------ Dataset extract ------

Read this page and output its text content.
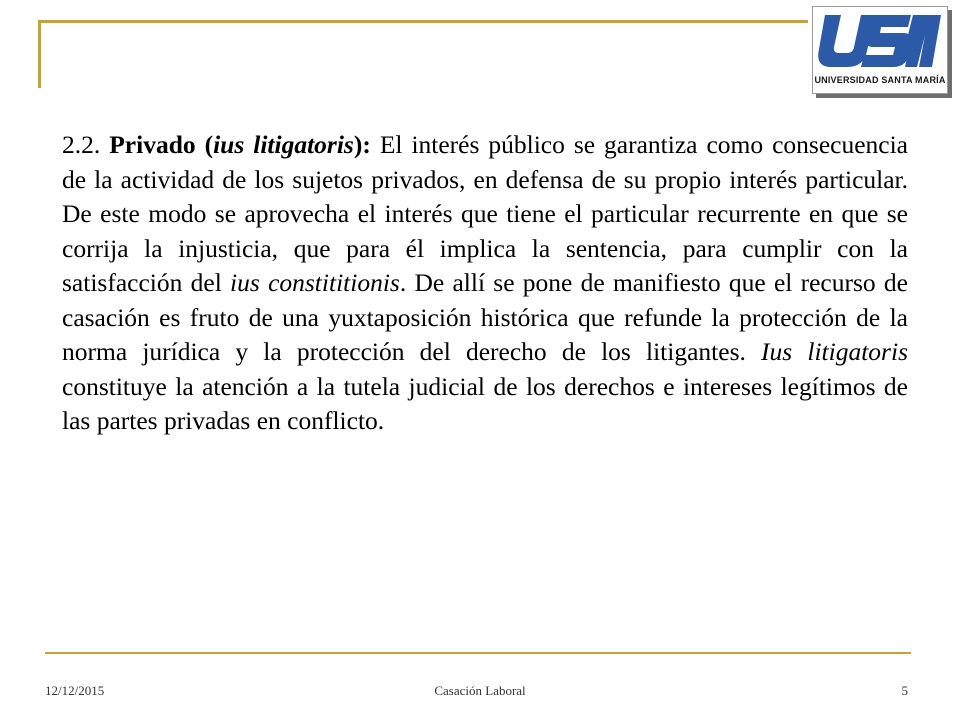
UNIVERSIDAD SANTA MARÍA
2.2. Privado (ius litigatoris): El interés público se garantiza como consecuencia de la actividad de los sujetos privados, en defensa de su propio interés particular. De este modo se aprovecha el interés que tiene el particular recurrente en que se corrija la injusticia, que para él implica la sentencia, para cumplir con la satisfacción del ius constititionis. De allí se pone de manifiesto que el recurso de casación es fruto de una yuxtaposición histórica que refunde la protección de la norma jurídica y la protección del derecho de los litigantes. Ius litigatoris constituye la atención a la tutela judicial de los derechos e intereses legítimos de las partes privadas en conflicto.
12/12/2015	Casación Laboral	5
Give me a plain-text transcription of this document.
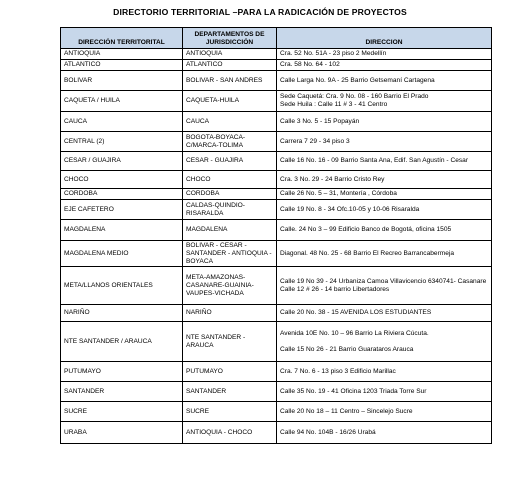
DIRECTORIO TERRITORIAL –PARA LA RADICACIÓN DE PROYECTOS
DIRECCIÓN TERRITORITAL	DEPARTAMENTOS DE JURISDICCIÓN	DIRECCION
ANTIOQUIA	ANTIOQUIA	Cra. 52 No. 51A - 23 piso 2 Medellín
ATLANTICO	ATLANTICO	Cra. 58 No. 64 - 102
BOLIVAR	BOLIVAR - SAN ANDRES	Calle Larga No. 9A - 25 Barrio Getsemaní Cartagena
CAQUETA / HUILA	CAQUETA-HUILA	Sede Caquetá: Cra. 9 No. 08 - 160 Barrio El Prado
Sede Huila : Calle 11 # 3 - 41 Centro
CAUCA	CAUCA	Calle 3 No. 5 - 15 Popayán
CENTRAL (2)	BOGOTA-BOYACA-C/MARCA-TOLIMA	Carrera 7 29 - 34 piso 3
CESAR / GUAJIRA	CESAR - GUAJIRA	Calle 16 No. 16 - 09 Barrio Santa Ana, Edif. San Agustín - Cesar
CHOCO	CHOCO	Cra. 3 No. 29 - 24 Barrio Cristo Rey
CORDOBA	CORDOBA	Calle 26 No. 5 – 31, Montería , Córdoba
EJE CAFETERO	CALDAS-QUINDIO-RISARALDA	Calle 19 No. 8 - 34 Ofc.10-05 y 10-06 Risaralda
MAGDALENA	MAGDALENA	Calle. 24 No 3 – 99 Edificio Banco de Bogotá, oficina 1505
MAGDALENA MEDIO	BOLIVAR - CESAR - SANTANDER - ANTIOQUIA - BOYACA	Diagonal. 48 No. 25 - 68 Barrio El Recreo Barrancabermeja
META/LLANOS ORIENTALES	META-AMAZONAS-CASANARE-GUAINIA-VAUPES-VICHADA	Calle 19 No 39 - 24 Urbaniza Camoa Villavicencio 6340741- Casanare Calle 12 # 26 - 14 barrio Libertadores
NARIÑO	NARIÑO	Calle 20 No. 38 - 15 AVENIDA LOS ESTUDIANTES
NTE SANTANDER / ARAUCA	NTE SANTANDER - ARAUCA	Avenida 10E No. 10 – 96 Barrio La Riviera Cúcuta.

Calle 15 No 26 - 21 Barrio Guarataros Arauca
PUTUMAYO	PUTUMAYO	Cra. 7 No. 6 - 13 piso 3 Edificio Marillac
SANTANDER	SANTANDER	Calle 35 No. 19 - 41 Oficina 1203 Triada Torre Sur
SUCRE	SUCRE	Calle 20 No 18 – 11 Centro – Sincelejo Sucre
URABA	ANTIOQUIA - CHOCO	Calle 94 No. 104B - 16/26 Urabá
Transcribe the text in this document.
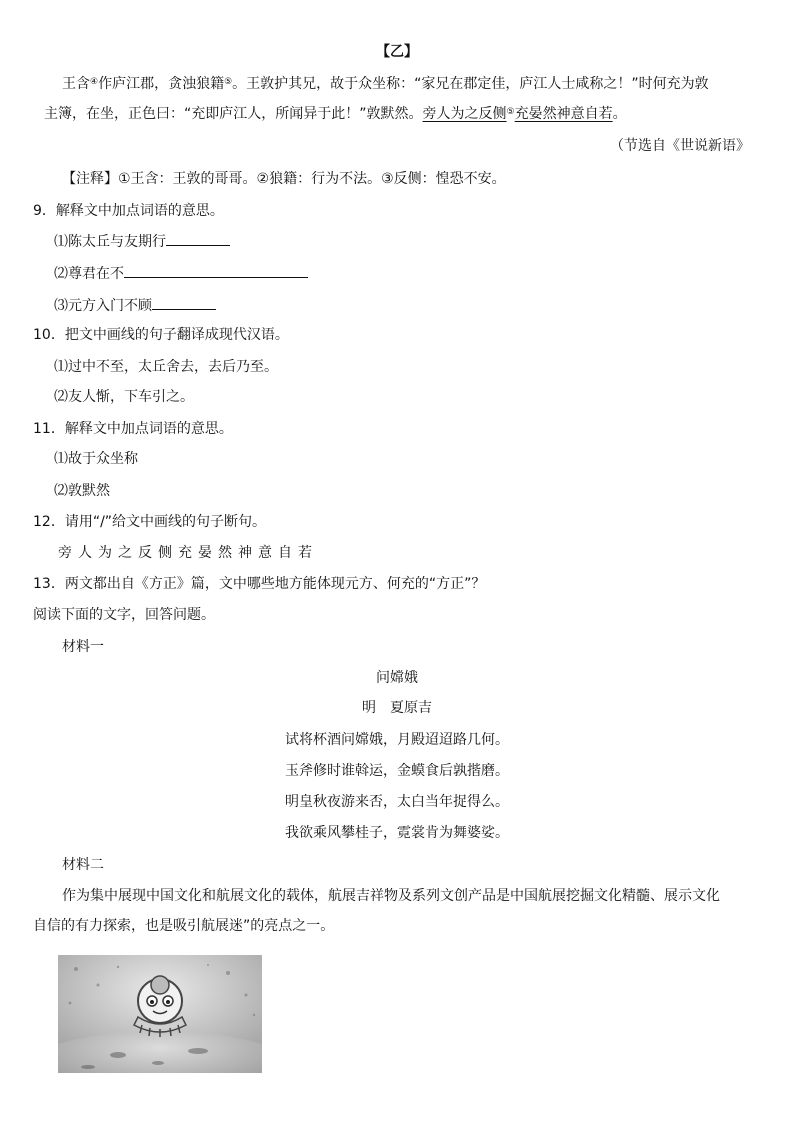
【乙】
王含④作庐江郡，贪浊狼籍⑤。王敦护其兄，故于众坐称：“家兄在郡定佳，庐江人士咸称之！”时何充为敦
主簿，在坐，正色曰：“充即庐江人，所闻异于此！”敦默然。旁人为之反侧⑤充晏然神意自若。
（节选自《世说新语》
【注释】①王含：王敦的哥哥。②狼籍：行为不法。③反侧：惶恐不安。
9．解释文中加点词语的意思。
⑴陈太丘与友期行
⑵尊君在不
⑶元方入门不顾
10．把文中画线的句子翻译成现代汉语。
⑴过中不至，太丘舍去，去后乃至。
⑵友人惭，下车引之。
11．解释文中加点词语的意思。
⑴故于众坐称
⑵敦默然
12．请用“/”给文中画线的句子断句。
旁人为之反侧充晏然神意自若
13．两文都出自《方正》篇，文中哪些地方能体现元方、何充的“方正”？
阅读下面的文字，回答问题。
材料一
问嫦娥
明　夏原吉
试将杯酒问嫦娥，月殿迢迢路几何。
玉斧修时谁斡运，金蟆食后孰揩磨。
明皇秋夜游来否，太白当年捉得么。
我欲乘风攀桂子，霓裳肯为舞婆娑。
材料二
作为集中展现中国文化和航展文化的载体，航展吉祥物及系列文创产品是中国航展挖掘文化精髓、展示文化
自信的有力探索，也是吸引航展迷”的亮点之一。
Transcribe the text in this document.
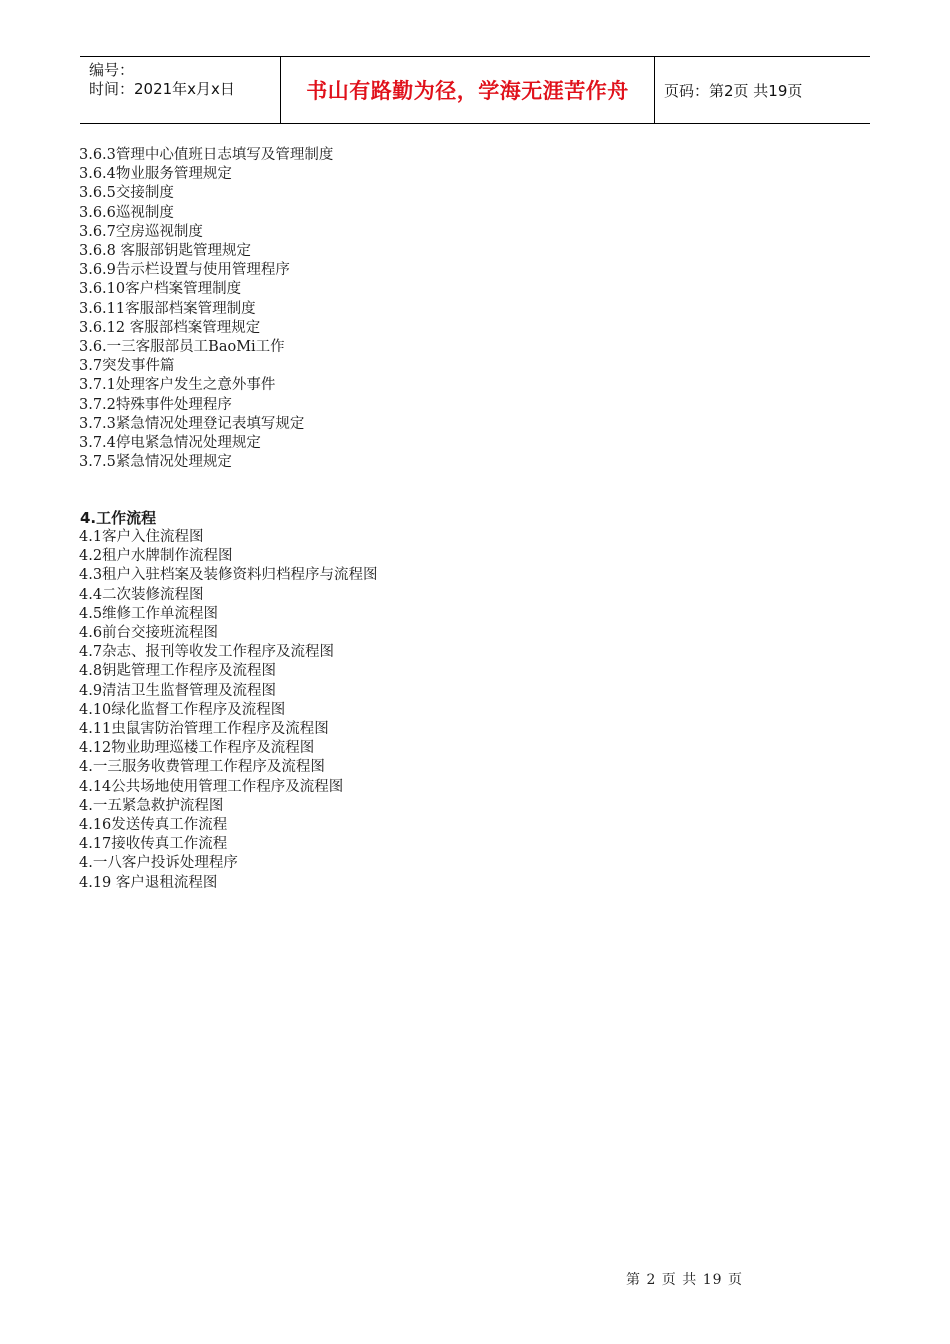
编号：
时间：2021年x月x日	书山有路勤为径，学海无涯苦作舟 页码：第2页 共19页
3.6.3管理中心值班日志填写及管理制度
3.6.4物业服务管理规定
3.6.5交接制度
3.6.6巡视制度
3.6.7空房巡视制度
3.6.8 客服部钥匙管理规定
3.6.9告示栏设置与使用管理程序
3.6.10客户档案管理制度
3.6.11客服部档案管理制度
3.6.12 客服部档案管理规定
3.6.一三客服部员工BaoMi工作
3.7突发事件篇
3.7.1处理客户发生之意外事件
3.7.2特殊事件处理程序
3.7.3紧急情况处理登记表填写规定
3.7.4停电紧急情况处理规定
3.7.5紧急情况处理规定
4.工作流程
4.1客户入住流程图
4.2租户水牌制作流程图
4.3租户入驻档案及装修资料归档程序与流程图
4.4二次装修流程图
4.5维修工作单流程图
4.6前台交接班流程图
4.7杂志、报刊等收发工作程序及流程图
4.8钥匙管理工作程序及流程图
4.9清洁卫生监督管理及流程图
4.10绿化监督工作程序及流程图
4.11虫鼠害防治管理工作程序及流程图
4.12物业助理巡楼工作程序及流程图
4.一三服务收费管理工作程序及流程图
4.14公共场地使用管理工作程序及流程图
4.一五紧急救护流程图
4.16发送传真工作流程
4.17接收传真工作流程
4.一八客户投诉处理程序
4.19 客户退租流程图
第 2 页 共 19 页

------

Given problem> Each entry should be repeated exactly as it appears; the pictures stay out.

Task result>
Read this page and output its text content.
UNIVERSIDAD SANTA MARÍA
2.2. Privado (ius litigatoris): El interés público se garantiza como consecuencia de la actividad de los sujetos privados, en defensa de su propio interés particular. De este modo se aprovecha el interés que tiene el particular recurrente en que se corrija la injusticia, que para él implica la sentencia, para cumplir con la satisfacción del ius constititionis. De allí se pone de manifiesto que el recurso de casación es fruto de una yuxtaposición histórica que refunde la protección de la norma jurídica y la protección del derecho de los litigantes. Ius litigatoris constituye la atención a la tutela judicial de los derechos e intereses legítimos de las partes privadas en conflicto.
12/12/2015	Casación Laboral	5
Give me a plain-text transcription of this document.
DIRECTORIO TERRITORIAL –PARA LA RADICACIÓN DE PROYECTOS
DIRECCIÓN TERRITORITAL	DEPARTAMENTOS DE JURISDICCIÓN	DIRECCION
ANTIOQUIA	ANTIOQUIA	Cra. 52 No. 51A - 23 piso 2 Medellín
ATLANTICO	ATLANTICO	Cra. 58 No. 64 - 102
BOLIVAR	BOLIVAR - SAN ANDRES	Calle Larga No. 9A - 25 Barrio Getsemaní Cartagena
CAQUETA / HUILA	CAQUETA-HUILA	Sede Caquetá: Cra. 9 No. 08 - 160 Barrio El Prado
Sede Huila : Calle 11 # 3 - 41 Centro
CAUCA	CAUCA	Calle 3 No. 5 - 15 Popayán
CENTRAL (2)	BOGOTA-BOYACA-C/MARCA-TOLIMA	Carrera 7 29 - 34 piso 3
CESAR / GUAJIRA	CESAR - GUAJIRA	Calle 16 No. 16 - 09 Barrio Santa Ana, Edif. San Agustín - Cesar
CHOCO	CHOCO	Cra. 3 No. 29 - 24 Barrio Cristo Rey
CORDOBA	CORDOBA	Calle 26 No. 5 – 31, Montería , Córdoba
EJE CAFETERO	CALDAS-QUINDIO-RISARALDA	Calle 19 No. 8 - 34 Ofc.10-05 y 10-06 Risaralda
MAGDALENA	MAGDALENA	Calle. 24 No 3 – 99 Edificio Banco de Bogotá, oficina 1505
MAGDALENA MEDIO	BOLIVAR - CESAR - SANTANDER - ANTIOQUIA - BOYACA	Diagonal. 48 No. 25 - 68 Barrio El Recreo Barrancabermeja
META/LLANOS ORIENTALES	META-AMAZONAS-CASANARE-GUAINIA-VAUPES-VICHADA	Calle 19 No 39 - 24 Urbaniza Camoa Villavicencio 6340741- Casanare Calle 12 # 26 - 14 barrio Libertadores
NARIÑO	NARIÑO	Calle 20 No. 38 - 15 AVENIDA LOS ESTUDIANTES
NTE SANTANDER / ARAUCA	NTE SANTANDER - ARAUCA	Avenida 10E No. 10 – 96 Barrio La Riviera Cúcuta.

Calle 15 No 26 - 21 Barrio Guarataros Arauca
PUTUMAYO	PUTUMAYO	Cra. 7 No. 6 - 13 piso 3 Edificio Marillac
SANTANDER	SANTANDER	Calle 35 No. 19 - 41 Oficina 1203 Triada Torre Sur
SUCRE	SUCRE	Calle 20 No 18 – 11 Centro – Sincelejo Sucre
URABA	ANTIOQUIA - CHOCO	Calle 94 No. 104B - 16/26 Urabá
Transcribe the text in this document.
【乙】
王含④作庐江郡，贪浊狼籍⑤。王敦护其兄，故于众坐称：“家兄在郡定佳，庐江人士咸称之！”时何充为敦
主簿，在坐，正色曰：“充即庐江人，所闻异于此！”敦默然。旁人为之反侧⑤充晏然神意自若。
（节选自《世说新语》
【注释】①王含：王敦的哥哥。②狼籍：行为不法。③反侧：惶恐不安。
9．解释文中加点词语的意思。
⑴陈太丘与友期行
⑵尊君在不
⑶元方入门不顾
10．把文中画线的句子翻译成现代汉语。
⑴过中不至，太丘舍去，去后乃至。
⑵友人惭，下车引之。
11．解释文中加点词语的意思。
⑴故于众坐称
⑵敦默然
12．请用“/”给文中画线的句子断句。
旁人为之反侧充晏然神意自若
13．两文都出自《方正》篇，文中哪些地方能体现元方、何充的“方正”？
阅读下面的文字，回答问题。
材料一
问嫦娥
明　夏原吉
试将杯酒问嫦娥，月殿迢迢路几何。
玉斧修时谁斡运，金蟆食后孰揩磨。
明皇秋夜游来否，太白当年捉得么。
我欲乘风攀桂子，霓裳肯为舞婆娑。
材料二
作为集中展现中国文化和航展文化的载体，航展吉祥物及系列文创产品是中国航展挖掘文化精髓、展示文化
自信的有力探索，也是吸引航展迷”的亮点之一。
Transcribe the text in this document.
编号：
时间：2021年x月x日	书山有路勤为径，学海无涯苦作舟 页码：第2页 共19页
3.6.3管理中心值班日志填写及管理制度
3.6.4物业服务管理规定
3.6.5交接制度
3.6.6巡视制度
3.6.7空房巡视制度
3.6.8 客服部钥匙管理规定
3.6.9告示栏设置与使用管理程序
3.6.10客户档案管理制度
3.6.11客服部档案管理制度
3.6.12 客服部档案管理规定
3.6.一三客服部员工BaoMi工作
3.7突发事件篇
3.7.1处理客户发生之意外事件
3.7.2特殊事件处理程序
3.7.3紧急情况处理登记表填写规定
3.7.4停电紧急情况处理规定
3.7.5紧急情况处理规定
4.工作流程
4.1客户入住流程图
4.2租户水牌制作流程图
4.3租户入驻档案及装修资料归档程序与流程图
4.4二次装修流程图
4.5维修工作单流程图
4.6前台交接班流程图
4.7杂志、报刊等收发工作程序及流程图
4.8钥匙管理工作程序及流程图
4.9清洁卫生监督管理及流程图
4.10绿化监督工作程序及流程图
4.11虫鼠害防治管理工作程序及流程图
4.12物业助理巡楼工作程序及流程图
4.一三服务收费管理工作程序及流程图
4.14公共场地使用管理工作程序及流程图
4.一五紧急救护流程图
4.16发送传真工作流程
4.17接收传真工作流程
4.一八客户投诉处理程序
4.19 客户退租流程图
第 2 页 共 19 页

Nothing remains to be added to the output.